START Supplied material

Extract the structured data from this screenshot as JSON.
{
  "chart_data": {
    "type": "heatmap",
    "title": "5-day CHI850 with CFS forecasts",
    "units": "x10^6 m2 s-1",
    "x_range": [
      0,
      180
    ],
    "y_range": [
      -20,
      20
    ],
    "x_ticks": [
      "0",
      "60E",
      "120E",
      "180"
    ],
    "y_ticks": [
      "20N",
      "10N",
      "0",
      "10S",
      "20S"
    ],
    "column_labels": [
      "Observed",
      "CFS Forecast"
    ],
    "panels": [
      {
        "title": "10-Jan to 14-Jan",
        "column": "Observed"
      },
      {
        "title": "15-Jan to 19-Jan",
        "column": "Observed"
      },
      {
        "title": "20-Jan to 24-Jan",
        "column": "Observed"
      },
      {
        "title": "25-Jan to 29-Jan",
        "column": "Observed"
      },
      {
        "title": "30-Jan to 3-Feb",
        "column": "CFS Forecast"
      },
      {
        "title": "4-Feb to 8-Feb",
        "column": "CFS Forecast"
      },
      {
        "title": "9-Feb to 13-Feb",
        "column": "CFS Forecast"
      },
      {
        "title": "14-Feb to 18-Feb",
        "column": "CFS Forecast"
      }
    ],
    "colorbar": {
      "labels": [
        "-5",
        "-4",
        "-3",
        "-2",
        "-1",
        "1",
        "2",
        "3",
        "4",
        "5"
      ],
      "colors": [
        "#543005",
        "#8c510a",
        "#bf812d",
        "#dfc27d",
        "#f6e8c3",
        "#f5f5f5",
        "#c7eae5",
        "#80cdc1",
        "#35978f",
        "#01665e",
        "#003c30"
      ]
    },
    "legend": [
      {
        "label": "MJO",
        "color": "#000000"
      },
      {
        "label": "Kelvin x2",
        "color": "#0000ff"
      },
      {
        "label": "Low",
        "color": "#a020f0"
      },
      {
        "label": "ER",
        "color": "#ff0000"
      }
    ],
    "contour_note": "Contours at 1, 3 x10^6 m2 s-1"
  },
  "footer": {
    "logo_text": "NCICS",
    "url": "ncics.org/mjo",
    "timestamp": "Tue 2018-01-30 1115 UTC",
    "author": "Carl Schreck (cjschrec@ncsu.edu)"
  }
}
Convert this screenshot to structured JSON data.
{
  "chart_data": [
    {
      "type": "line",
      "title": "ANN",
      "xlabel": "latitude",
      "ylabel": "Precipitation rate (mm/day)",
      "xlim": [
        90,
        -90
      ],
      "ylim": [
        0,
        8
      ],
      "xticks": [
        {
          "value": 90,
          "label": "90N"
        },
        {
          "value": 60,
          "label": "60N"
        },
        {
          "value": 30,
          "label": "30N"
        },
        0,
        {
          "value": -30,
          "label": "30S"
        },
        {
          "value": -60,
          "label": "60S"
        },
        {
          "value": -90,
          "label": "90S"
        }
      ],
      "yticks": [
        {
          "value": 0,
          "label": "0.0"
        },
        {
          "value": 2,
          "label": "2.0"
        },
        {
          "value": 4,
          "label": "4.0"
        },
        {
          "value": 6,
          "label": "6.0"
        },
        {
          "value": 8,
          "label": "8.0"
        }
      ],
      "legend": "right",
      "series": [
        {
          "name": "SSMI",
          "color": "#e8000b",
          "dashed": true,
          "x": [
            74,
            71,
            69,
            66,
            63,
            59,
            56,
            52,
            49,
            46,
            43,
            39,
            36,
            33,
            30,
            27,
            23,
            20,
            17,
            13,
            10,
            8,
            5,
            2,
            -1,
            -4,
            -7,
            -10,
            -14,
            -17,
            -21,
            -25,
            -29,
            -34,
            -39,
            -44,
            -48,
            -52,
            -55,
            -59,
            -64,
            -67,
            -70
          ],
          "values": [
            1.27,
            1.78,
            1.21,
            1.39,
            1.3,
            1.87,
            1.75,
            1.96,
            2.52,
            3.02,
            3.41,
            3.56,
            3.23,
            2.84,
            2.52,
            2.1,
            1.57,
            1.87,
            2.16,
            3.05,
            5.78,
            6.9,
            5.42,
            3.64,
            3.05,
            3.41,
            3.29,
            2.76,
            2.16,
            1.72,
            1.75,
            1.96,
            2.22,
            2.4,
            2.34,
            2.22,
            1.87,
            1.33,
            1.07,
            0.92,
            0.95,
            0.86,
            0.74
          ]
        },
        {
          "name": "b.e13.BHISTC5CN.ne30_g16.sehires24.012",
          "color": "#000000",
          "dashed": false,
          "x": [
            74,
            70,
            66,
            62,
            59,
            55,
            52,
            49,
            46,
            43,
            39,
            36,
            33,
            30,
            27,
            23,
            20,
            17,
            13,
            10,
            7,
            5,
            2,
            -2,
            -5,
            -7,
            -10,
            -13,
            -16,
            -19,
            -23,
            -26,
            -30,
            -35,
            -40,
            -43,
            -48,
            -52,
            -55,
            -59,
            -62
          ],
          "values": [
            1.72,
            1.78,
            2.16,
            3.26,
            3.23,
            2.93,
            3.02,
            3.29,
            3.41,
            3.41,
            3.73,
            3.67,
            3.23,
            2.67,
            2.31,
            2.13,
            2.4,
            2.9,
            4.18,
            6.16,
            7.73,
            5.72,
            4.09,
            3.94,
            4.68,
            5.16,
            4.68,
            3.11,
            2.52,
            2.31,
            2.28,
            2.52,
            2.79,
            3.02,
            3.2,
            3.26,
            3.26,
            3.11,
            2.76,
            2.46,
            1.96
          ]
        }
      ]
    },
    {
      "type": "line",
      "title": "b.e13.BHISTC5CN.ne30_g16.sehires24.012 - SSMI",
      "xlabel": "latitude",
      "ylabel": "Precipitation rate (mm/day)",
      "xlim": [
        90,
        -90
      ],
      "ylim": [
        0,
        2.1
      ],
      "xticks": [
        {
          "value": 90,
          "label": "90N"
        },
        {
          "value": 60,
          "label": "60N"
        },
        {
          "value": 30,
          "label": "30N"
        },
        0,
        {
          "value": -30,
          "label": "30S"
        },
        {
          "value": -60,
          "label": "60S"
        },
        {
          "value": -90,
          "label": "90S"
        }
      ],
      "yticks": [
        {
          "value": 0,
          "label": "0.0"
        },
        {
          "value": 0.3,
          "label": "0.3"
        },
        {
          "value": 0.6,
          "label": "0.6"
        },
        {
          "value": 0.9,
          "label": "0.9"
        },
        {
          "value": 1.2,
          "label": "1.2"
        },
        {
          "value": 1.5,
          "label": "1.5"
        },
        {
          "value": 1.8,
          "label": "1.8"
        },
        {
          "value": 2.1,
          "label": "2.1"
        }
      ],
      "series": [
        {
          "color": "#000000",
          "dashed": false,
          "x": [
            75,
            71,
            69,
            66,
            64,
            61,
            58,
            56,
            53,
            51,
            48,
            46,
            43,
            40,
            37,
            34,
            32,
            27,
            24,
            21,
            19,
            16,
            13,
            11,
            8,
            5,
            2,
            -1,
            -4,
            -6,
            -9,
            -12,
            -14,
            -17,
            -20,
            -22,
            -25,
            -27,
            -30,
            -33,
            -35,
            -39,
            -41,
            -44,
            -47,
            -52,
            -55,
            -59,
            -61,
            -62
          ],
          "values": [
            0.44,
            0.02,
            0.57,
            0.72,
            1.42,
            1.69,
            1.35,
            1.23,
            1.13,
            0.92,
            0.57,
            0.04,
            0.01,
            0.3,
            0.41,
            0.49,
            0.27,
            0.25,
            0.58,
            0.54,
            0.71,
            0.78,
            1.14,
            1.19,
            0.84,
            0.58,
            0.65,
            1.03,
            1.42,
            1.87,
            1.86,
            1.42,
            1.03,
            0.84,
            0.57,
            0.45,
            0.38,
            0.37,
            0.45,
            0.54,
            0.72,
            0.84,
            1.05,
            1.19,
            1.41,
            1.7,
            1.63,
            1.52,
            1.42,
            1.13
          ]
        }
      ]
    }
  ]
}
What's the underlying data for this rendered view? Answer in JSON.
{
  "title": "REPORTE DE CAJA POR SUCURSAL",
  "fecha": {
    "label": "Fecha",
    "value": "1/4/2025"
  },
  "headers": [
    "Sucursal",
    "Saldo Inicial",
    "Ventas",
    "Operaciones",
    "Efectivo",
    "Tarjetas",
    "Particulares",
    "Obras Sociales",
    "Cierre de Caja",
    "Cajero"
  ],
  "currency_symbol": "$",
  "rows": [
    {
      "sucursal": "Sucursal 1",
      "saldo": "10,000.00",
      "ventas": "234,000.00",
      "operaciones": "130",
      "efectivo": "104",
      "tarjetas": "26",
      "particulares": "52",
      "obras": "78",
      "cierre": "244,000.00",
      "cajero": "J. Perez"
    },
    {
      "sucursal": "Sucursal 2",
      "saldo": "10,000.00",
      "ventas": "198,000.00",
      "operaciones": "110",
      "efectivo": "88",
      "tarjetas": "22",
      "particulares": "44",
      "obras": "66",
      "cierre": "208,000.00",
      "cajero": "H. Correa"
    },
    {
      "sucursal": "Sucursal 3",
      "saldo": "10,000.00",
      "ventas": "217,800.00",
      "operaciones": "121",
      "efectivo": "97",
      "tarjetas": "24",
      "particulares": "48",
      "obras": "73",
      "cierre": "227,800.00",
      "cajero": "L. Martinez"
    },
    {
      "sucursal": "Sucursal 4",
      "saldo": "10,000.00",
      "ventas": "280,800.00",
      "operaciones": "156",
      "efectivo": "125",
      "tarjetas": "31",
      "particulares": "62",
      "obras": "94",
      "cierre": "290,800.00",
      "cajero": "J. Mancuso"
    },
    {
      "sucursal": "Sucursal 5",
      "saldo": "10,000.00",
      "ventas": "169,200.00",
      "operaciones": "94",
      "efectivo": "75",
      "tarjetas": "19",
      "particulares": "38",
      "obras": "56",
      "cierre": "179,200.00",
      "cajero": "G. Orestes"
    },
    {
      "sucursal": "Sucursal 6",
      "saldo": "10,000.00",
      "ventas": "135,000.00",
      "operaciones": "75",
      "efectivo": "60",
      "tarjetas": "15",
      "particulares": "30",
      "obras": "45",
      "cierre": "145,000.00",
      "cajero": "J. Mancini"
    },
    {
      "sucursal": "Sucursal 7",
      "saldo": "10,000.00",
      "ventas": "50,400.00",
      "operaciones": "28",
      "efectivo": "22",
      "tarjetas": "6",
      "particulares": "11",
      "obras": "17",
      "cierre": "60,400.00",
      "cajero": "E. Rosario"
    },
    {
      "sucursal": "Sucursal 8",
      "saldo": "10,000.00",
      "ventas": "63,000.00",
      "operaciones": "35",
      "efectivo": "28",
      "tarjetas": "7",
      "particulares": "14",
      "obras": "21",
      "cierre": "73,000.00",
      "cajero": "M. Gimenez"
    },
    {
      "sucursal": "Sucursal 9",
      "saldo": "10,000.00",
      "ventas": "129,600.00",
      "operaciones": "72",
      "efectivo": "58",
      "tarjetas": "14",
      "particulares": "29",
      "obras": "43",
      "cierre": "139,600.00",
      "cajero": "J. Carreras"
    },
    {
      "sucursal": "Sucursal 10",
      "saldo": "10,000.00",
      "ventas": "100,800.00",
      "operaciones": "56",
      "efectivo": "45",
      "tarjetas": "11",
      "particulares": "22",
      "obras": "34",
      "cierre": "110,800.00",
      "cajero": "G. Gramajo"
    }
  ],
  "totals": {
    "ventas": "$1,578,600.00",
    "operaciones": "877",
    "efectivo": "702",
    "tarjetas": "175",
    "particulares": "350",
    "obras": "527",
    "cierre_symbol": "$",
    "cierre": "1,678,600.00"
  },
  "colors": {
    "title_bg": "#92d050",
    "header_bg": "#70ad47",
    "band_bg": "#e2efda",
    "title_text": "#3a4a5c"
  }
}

END Supplied material

» Task description: Using the listing above, show each line holding the string "structured".

» Task answer:
Extract the structured data from this screenshot as JSON.
Convert this screenshot to structured JSON data.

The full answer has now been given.